* Directive
Transcribe the listing in full, excluding any pictures.

Data entries:
[Begin]
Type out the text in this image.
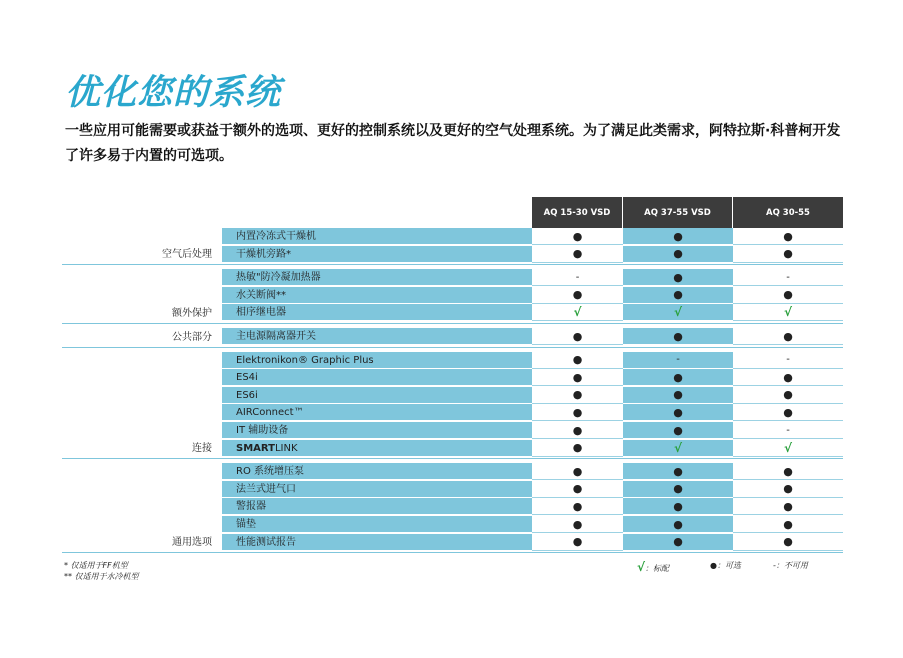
优化您的系统

一些应用可能需要或获益于额外的选项、更好的控制系统以及更好的空气处理系统。为了满足此类需求，阿特拉斯·科普柯开发了许多易于内置的可选项。

AQ 15-30 VSD	AQ 37-55 VSD	AQ 30-55
内置冷冻式干燥机	●	●	●
干燥机旁路*	●	●	●
空气后处理
热敏"防冷凝加热器	-	●	-
水关断阀**	●	●	●
相序继电器	√	√	√
额外保护
主电源隔离器开关	●	●	●
公共部分
Elektronikon® Graphic Plus	●	-	-
ES4i	●	●	●
ES6i	●	●	●
AIRConnect™	●	●	●
IT 辅助设备	●	●	-
SMARTLINK	●	√	√
连接
RO 系统增压泵	●	●	●
法兰式进气口	●	●	●
警报器	●	●	●
锚垫	●	●	●
性能测试报告	●	●	●
通用选项
* 仅适用于FF机型
** 仅适用于水冷机型
√：标配	●：可选	-：不可用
[End]
* Full output
Type out the text in this image.
优化您的系统

一些应用可能需要或获益于额外的选项、更好的控制系统以及更好的空气处理系统。为了满足此类需求，阿特拉斯·科普柯开发了许多易于内置的可选项。

AQ 15-30 VSD	AQ 37-55 VSD	AQ 30-55
内置冷冻式干燥机	●	●	●
干燥机旁路*	●	●	●
空气后处理
热敏"防冷凝加热器	-	●	-
水关断阀**	●	●	●
相序继电器	√	√	√
额外保护
主电源隔离器开关	●	●	●
公共部分
Elektronikon® Graphic Plus	●	-	-
ES4i	●	●	●
ES6i	●	●	●
AIRConnect™	●	●	●
IT 辅助设备	●	●	-
SMARTLINK	●	√	√
连接
RO 系统增压泵	●	●	●
法兰式进气口	●	●	●
警报器	●	●	●
锚垫	●	●	●
性能测试报告	●	●	●
通用选项
* 仅适用于FF机型
** 仅适用于水冷机型
√：标配	●：可选	-：不可用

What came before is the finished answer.